Give the number of lines containing the word "functions" and nothing more.

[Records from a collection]
━━━━━━━━

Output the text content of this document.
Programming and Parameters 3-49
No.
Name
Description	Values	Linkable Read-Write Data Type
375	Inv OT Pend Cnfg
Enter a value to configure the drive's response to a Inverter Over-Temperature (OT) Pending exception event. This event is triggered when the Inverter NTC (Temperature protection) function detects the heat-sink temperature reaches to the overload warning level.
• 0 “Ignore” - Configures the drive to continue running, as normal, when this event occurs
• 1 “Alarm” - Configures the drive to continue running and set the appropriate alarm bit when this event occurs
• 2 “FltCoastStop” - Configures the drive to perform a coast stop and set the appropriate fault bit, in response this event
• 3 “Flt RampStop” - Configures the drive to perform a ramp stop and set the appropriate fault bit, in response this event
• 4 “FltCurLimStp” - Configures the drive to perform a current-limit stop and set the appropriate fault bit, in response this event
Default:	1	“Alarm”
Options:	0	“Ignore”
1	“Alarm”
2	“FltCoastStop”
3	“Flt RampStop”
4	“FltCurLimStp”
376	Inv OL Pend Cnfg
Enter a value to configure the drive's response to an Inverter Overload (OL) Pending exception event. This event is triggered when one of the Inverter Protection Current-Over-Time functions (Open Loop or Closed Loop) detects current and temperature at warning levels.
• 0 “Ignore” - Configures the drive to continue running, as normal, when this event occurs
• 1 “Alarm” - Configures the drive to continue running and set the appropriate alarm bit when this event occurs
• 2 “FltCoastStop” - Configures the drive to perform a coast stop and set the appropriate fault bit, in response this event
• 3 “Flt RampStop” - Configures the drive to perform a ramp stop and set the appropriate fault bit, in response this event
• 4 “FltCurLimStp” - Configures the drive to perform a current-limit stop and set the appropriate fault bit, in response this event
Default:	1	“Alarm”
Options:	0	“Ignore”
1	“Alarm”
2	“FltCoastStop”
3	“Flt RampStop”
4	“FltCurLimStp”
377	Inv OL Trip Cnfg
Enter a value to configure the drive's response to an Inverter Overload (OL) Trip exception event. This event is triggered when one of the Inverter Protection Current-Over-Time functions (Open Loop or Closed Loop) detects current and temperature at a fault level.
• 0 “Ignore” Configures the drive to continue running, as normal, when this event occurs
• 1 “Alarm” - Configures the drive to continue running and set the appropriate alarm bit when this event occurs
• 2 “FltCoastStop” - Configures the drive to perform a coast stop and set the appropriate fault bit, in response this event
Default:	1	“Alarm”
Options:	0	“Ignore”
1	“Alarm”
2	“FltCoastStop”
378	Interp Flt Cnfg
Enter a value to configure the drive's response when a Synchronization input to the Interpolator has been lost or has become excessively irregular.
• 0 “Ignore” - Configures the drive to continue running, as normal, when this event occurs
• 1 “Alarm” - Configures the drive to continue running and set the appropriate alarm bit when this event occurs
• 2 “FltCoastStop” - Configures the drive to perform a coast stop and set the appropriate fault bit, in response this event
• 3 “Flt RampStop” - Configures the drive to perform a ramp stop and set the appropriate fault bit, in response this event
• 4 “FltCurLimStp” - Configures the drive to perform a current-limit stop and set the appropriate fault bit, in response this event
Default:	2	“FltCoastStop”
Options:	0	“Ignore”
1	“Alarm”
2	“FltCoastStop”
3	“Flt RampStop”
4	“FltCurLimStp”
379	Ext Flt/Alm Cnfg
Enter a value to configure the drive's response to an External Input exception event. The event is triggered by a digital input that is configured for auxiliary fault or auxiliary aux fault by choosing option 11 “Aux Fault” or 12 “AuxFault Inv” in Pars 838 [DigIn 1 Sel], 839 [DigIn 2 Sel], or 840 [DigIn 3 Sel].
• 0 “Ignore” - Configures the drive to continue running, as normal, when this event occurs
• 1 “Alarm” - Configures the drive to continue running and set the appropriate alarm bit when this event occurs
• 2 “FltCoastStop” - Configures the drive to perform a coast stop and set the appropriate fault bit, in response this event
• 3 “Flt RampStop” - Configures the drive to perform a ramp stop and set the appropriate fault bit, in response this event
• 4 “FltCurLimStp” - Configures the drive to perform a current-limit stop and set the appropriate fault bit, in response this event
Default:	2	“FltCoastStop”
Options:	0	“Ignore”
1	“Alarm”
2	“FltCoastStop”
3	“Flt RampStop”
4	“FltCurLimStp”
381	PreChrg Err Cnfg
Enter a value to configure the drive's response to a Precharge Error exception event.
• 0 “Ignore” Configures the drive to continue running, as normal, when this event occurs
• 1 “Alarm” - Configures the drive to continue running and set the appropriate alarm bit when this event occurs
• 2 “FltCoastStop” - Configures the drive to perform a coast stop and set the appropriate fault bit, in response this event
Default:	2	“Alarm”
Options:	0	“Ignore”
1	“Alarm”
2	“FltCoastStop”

━━━━━━━━

• _Output of the task_
2